--- begin Material for this task ---
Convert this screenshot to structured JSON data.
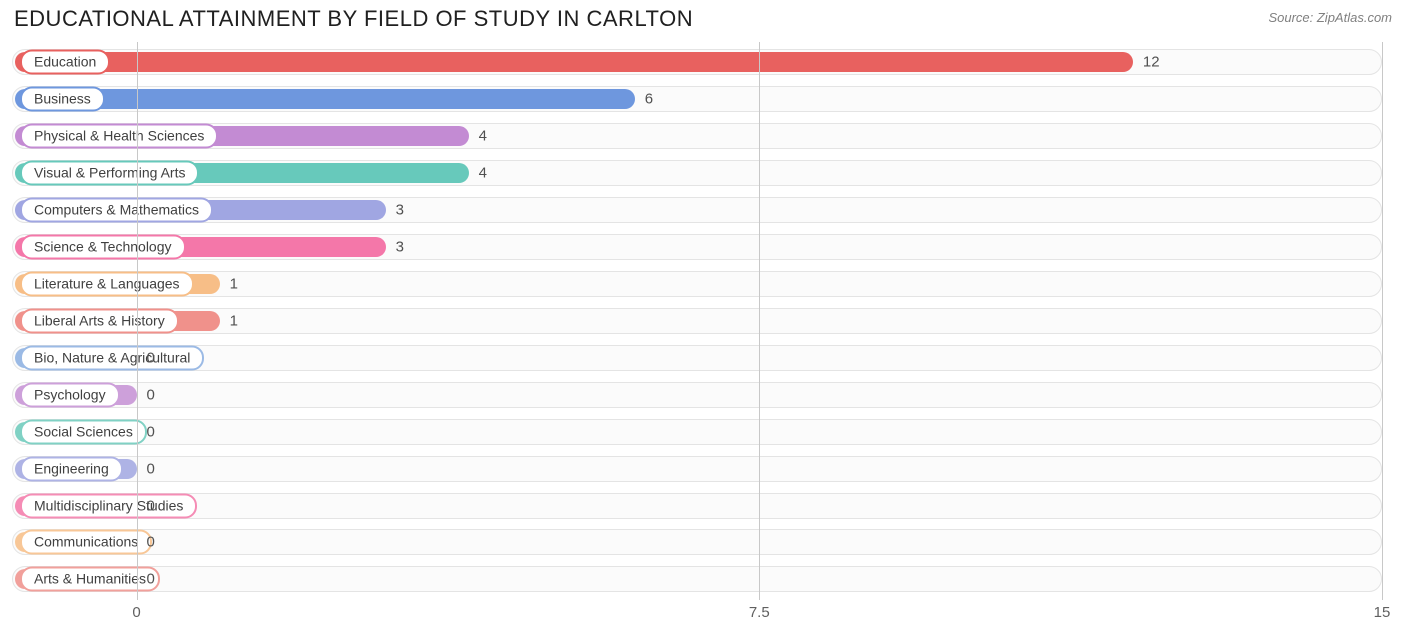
{
  "title": "EDUCATIONAL ATTAINMENT BY FIELD OF STUDY IN CARLTON",
  "source": "Source: ZipAtlas.com",
  "chart": {
    "type": "bar",
    "orientation": "horizontal",
    "background_color": "#ffffff",
    "track_color": "#fbfbfb",
    "track_border": "#e4e4e4",
    "grid_color": "#c8c8c8",
    "label_fontsize": 14,
    "value_fontsize": 15,
    "tick_fontsize": 15,
    "xmin": -1.5,
    "xmax": 15,
    "xticks": [
      {
        "pos": 0,
        "label": "0"
      },
      {
        "pos": 7.5,
        "label": "7.5"
      },
      {
        "pos": 15,
        "label": "15"
      }
    ],
    "bar_start": -1.5,
    "series": [
      {
        "label": "Education",
        "value": 12,
        "color": "#e8615f"
      },
      {
        "label": "Business",
        "value": 6,
        "color": "#6e97de"
      },
      {
        "label": "Physical & Health Sciences",
        "value": 4,
        "color": "#c38bd3"
      },
      {
        "label": "Visual & Performing Arts",
        "value": 4,
        "color": "#67c9bb"
      },
      {
        "label": "Computers & Mathematics",
        "value": 3,
        "color": "#a0a6e2"
      },
      {
        "label": "Science & Technology",
        "value": 3,
        "color": "#f477a9"
      },
      {
        "label": "Literature & Languages",
        "value": 1,
        "color": "#f7be87"
      },
      {
        "label": "Liberal Arts & History",
        "value": 1,
        "color": "#f0918b"
      },
      {
        "label": "Bio, Nature & Agricultural",
        "value": 0,
        "color": "#9bbae5"
      },
      {
        "label": "Psychology",
        "value": 0,
        "color": "#cda0da"
      },
      {
        "label": "Social Sciences",
        "value": 0,
        "color": "#80d1c4"
      },
      {
        "label": "Engineering",
        "value": 0,
        "color": "#aeb3e5"
      },
      {
        "label": "Multidisciplinary Studies",
        "value": 0,
        "color": "#f58cb5"
      },
      {
        "label": "Communications",
        "value": 0,
        "color": "#f8c797"
      },
      {
        "label": "Arts & Humanities",
        "value": 0,
        "color": "#f1a09b"
      }
    ]
  }
}
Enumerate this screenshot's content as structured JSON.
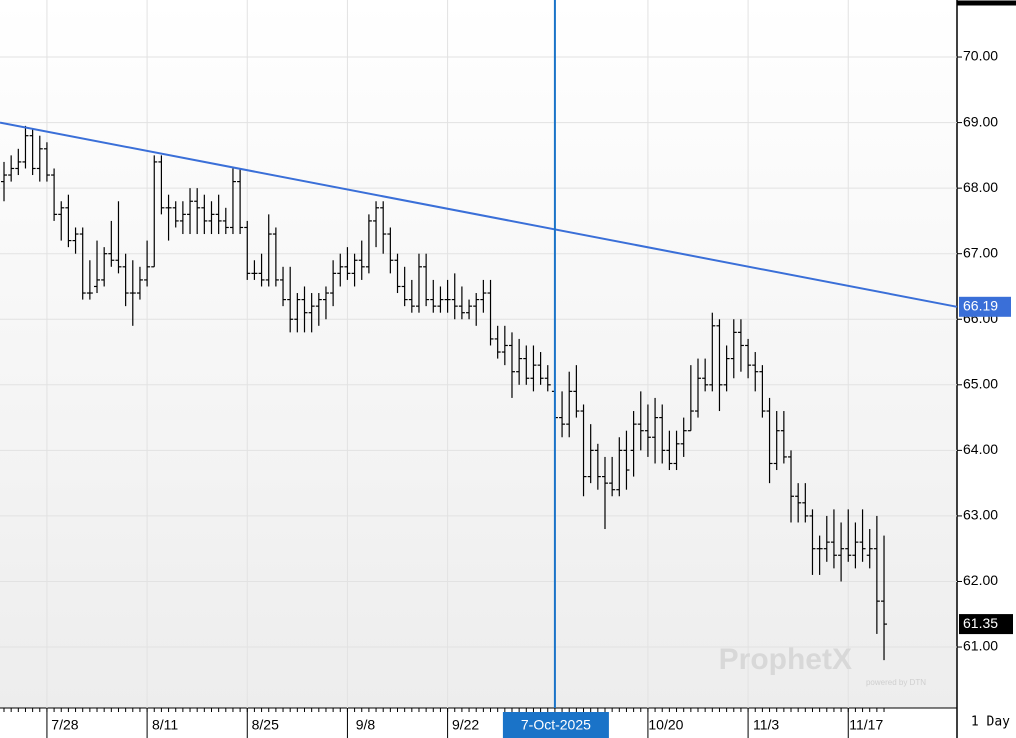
{
  "chart_data": {
    "type": "ohlc",
    "categories": [
      null,
      null,
      null,
      null,
      null,
      null,
      "7/28",
      null,
      null,
      null,
      null,
      null,
      null,
      null,
      null,
      null,
      null,
      null,
      null,
      null,
      "8/11",
      null,
      null,
      null,
      null,
      null,
      null,
      null,
      null,
      null,
      null,
      null,
      null,
      null,
      "8/25",
      null,
      null,
      null,
      null,
      null,
      null,
      null,
      null,
      null,
      null,
      null,
      null,
      null,
      "9/8",
      null,
      null,
      null,
      null,
      null,
      null,
      null,
      null,
      null,
      null,
      null,
      null,
      null,
      "9/22",
      null,
      null,
      null,
      null,
      null,
      null,
      null,
      null,
      null,
      null,
      null,
      null,
      null,
      null,
      null,
      null,
      null,
      null,
      null,
      null,
      null,
      null,
      null,
      null,
      null,
      null,
      null,
      "10/20",
      null,
      null,
      null,
      null,
      null,
      null,
      null,
      null,
      null,
      null,
      null,
      null,
      null,
      "11/3",
      null,
      null,
      null,
      null,
      null,
      null,
      null,
      null,
      null,
      null,
      null,
      null,
      null,
      "11/17",
      null,
      null,
      null,
      null,
      null
    ],
    "open": [
      68.1,
      68.2,
      68.3,
      68.4,
      68.8,
      68.3,
      68.6,
      68.2,
      67.6,
      67.7,
      67.2,
      67.3,
      66.4,
      66.5,
      66.6,
      67.0,
      66.9,
      66.8,
      66.4,
      66.4,
      66.6,
      66.8,
      68.4,
      67.7,
      67.7,
      67.5,
      67.6,
      67.8,
      67.7,
      67.5,
      67.6,
      67.5,
      67.4,
      68.1,
      67.4,
      66.7,
      66.7,
      66.6,
      67.3,
      66.6,
      66.3,
      66.0,
      66.3,
      66.1,
      66.2,
      66.3,
      66.4,
      66.7,
      66.8,
      66.7,
      66.9,
      66.8,
      67.5,
      67.7,
      67.3,
      66.9,
      66.5,
      66.3,
      66.2,
      66.8,
      66.3,
      66.2,
      66.3,
      66.3,
      66.2,
      66.1,
      66.2,
      66.3,
      66.4,
      65.7,
      65.5,
      65.6,
      65.2,
      65.4,
      65.1,
      65.3,
      65.1,
      64.9,
      64.5,
      64.4,
      64.9,
      64.6,
      63.6,
      64.0,
      63.6,
      63.5,
      63.4,
      64.0,
      64.0,
      64.4,
      64.3,
      64.2,
      64.5,
      64.0,
      63.8,
      64.1,
      64.3,
      64.6,
      65.1,
      65.0,
      65.9,
      65.0,
      65.4,
      65.8,
      65.6,
      65.3,
      65.2,
      64.6,
      63.8,
      64.3,
      63.9,
      63.3,
      63.2,
      63.0,
      62.5,
      62.5,
      62.6,
      62.4,
      62.5,
      62.4,
      62.6,
      62.4,
      62.5,
      61.7
    ],
    "high": [
      68.4,
      68.5,
      68.6,
      68.95,
      68.9,
      68.8,
      68.7,
      68.3,
      67.8,
      67.9,
      67.4,
      67.4,
      66.9,
      67.2,
      67.1,
      67.5,
      67.8,
      67.0,
      66.9,
      66.8,
      67.2,
      68.5,
      68.5,
      67.9,
      67.8,
      67.8,
      68.0,
      68.0,
      67.9,
      67.8,
      67.9,
      67.7,
      68.3,
      68.3,
      67.5,
      66.9,
      67.0,
      67.6,
      67.4,
      66.8,
      66.8,
      66.4,
      66.5,
      66.4,
      66.4,
      66.5,
      66.9,
      67.0,
      67.1,
      67.0,
      67.2,
      67.6,
      67.8,
      67.8,
      67.4,
      67.0,
      66.8,
      66.6,
      67.0,
      67.0,
      66.6,
      66.5,
      66.6,
      66.7,
      66.5,
      66.3,
      66.4,
      66.6,
      66.6,
      65.9,
      65.9,
      65.8,
      65.7,
      65.6,
      65.6,
      65.5,
      65.3,
      65.2,
      64.9,
      65.2,
      65.3,
      64.7,
      64.4,
      64.1,
      63.9,
      63.9,
      64.2,
      64.3,
      64.6,
      64.9,
      64.7,
      64.8,
      64.7,
      64.3,
      64.3,
      64.5,
      65.3,
      65.4,
      65.4,
      66.1,
      66.0,
      65.6,
      66.0,
      66.0,
      65.7,
      65.5,
      65.3,
      64.8,
      64.6,
      64.6,
      64.0,
      63.5,
      63.5,
      63.1,
      62.7,
      63.0,
      63.1,
      62.9,
      63.1,
      62.9,
      63.1,
      62.8,
      63.0,
      62.7
    ],
    "low": [
      67.8,
      68.1,
      68.2,
      68.3,
      68.2,
      68.1,
      68.1,
      67.5,
      67.2,
      67.1,
      67.0,
      66.3,
      66.3,
      66.4,
      66.5,
      66.8,
      66.7,
      66.2,
      65.9,
      66.3,
      66.5,
      66.8,
      67.6,
      67.2,
      67.4,
      67.3,
      67.3,
      67.3,
      67.3,
      67.3,
      67.3,
      67.3,
      67.3,
      67.3,
      66.6,
      66.6,
      66.5,
      66.5,
      66.5,
      66.2,
      65.8,
      65.8,
      65.8,
      65.8,
      65.9,
      66.0,
      66.2,
      66.5,
      66.6,
      66.5,
      66.6,
      66.7,
      67.1,
      67.0,
      66.7,
      66.4,
      66.2,
      66.1,
      66.1,
      66.2,
      66.1,
      66.1,
      66.1,
      66.0,
      66.0,
      66.0,
      65.9,
      66.1,
      65.6,
      65.4,
      65.3,
      64.8,
      65.0,
      65.0,
      64.9,
      65.0,
      64.9,
      64.3,
      64.2,
      64.2,
      64.5,
      63.3,
      63.5,
      63.4,
      62.8,
      63.3,
      63.3,
      63.4,
      63.6,
      64.0,
      63.9,
      63.8,
      63.8,
      63.7,
      63.7,
      63.9,
      64.3,
      64.5,
      64.9,
      64.9,
      64.6,
      64.9,
      65.1,
      65.2,
      65.1,
      64.9,
      64.5,
      63.5,
      63.7,
      63.8,
      62.9,
      62.9,
      62.9,
      62.1,
      62.1,
      62.3,
      62.2,
      62.0,
      62.3,
      62.2,
      62.3,
      62.2,
      61.2,
      60.8
    ],
    "close": [
      68.2,
      68.3,
      68.4,
      68.8,
      68.3,
      68.6,
      68.2,
      67.6,
      67.7,
      67.2,
      67.3,
      66.4,
      66.4,
      66.6,
      67.0,
      66.9,
      66.8,
      66.4,
      66.4,
      66.6,
      66.8,
      68.4,
      67.7,
      67.7,
      67.5,
      67.6,
      67.8,
      67.7,
      67.5,
      67.6,
      67.5,
      67.4,
      68.1,
      67.4,
      66.7,
      66.7,
      66.6,
      67.3,
      66.6,
      66.3,
      66.0,
      66.3,
      66.1,
      66.2,
      66.3,
      66.4,
      66.7,
      66.8,
      66.7,
      66.9,
      66.8,
      67.5,
      67.7,
      67.3,
      66.9,
      66.5,
      66.3,
      66.2,
      66.8,
      66.3,
      66.2,
      66.3,
      66.3,
      66.2,
      66.1,
      66.2,
      66.3,
      66.4,
      65.7,
      65.5,
      65.6,
      65.2,
      65.4,
      65.1,
      65.3,
      65.1,
      65.0,
      64.5,
      64.4,
      64.9,
      64.6,
      63.6,
      64.0,
      63.6,
      63.5,
      63.4,
      64.0,
      63.7,
      64.4,
      64.3,
      64.2,
      64.5,
      64.0,
      63.8,
      64.1,
      64.3,
      64.6,
      65.1,
      65.0,
      65.9,
      65.0,
      65.4,
      65.8,
      65.6,
      65.3,
      65.2,
      64.6,
      63.8,
      64.3,
      63.9,
      63.3,
      63.2,
      63.0,
      62.5,
      62.5,
      62.6,
      62.4,
      62.5,
      62.4,
      62.6,
      62.5,
      62.5,
      61.7,
      61.35
    ],
    "color": "#000000",
    "xlim": [
      -0.56,
      133.2
    ],
    "ylim": [
      60.07,
      70.87
    ],
    "yticks": [
      {
        "value": 61,
        "label": "61.00"
      },
      {
        "value": 62,
        "label": "62.00"
      },
      {
        "value": 63,
        "label": "63.00"
      },
      {
        "value": 64,
        "label": "64.00"
      },
      {
        "value": 65,
        "label": "65.00"
      },
      {
        "value": 66,
        "label": "66.00"
      },
      {
        "value": 67,
        "label": "67.00"
      },
      {
        "value": 68,
        "label": "68.00"
      },
      {
        "value": 69,
        "label": "69.00"
      },
      {
        "value": 70,
        "label": "70.00"
      }
    ],
    "grid": true,
    "trendline": {
      "x": [
        -0.56,
        133.2
      ],
      "y": [
        69.0,
        66.19
      ],
      "color": "#3a6fd8"
    },
    "crosshair": {
      "x": 77,
      "label": "7-Oct-2025",
      "color": "#1a73c8"
    },
    "interval": "1 Day",
    "watermark": "ProphetX",
    "watermark_sub": "powered by DTN"
  }
}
--- end Material for this task ---
** Aim of the task **
Copy every line of the listing that includes the string "structured".

** Written solution **
Convert this screenshot to structured JSON data.
Enumerate this screenshot's content as structured JSON.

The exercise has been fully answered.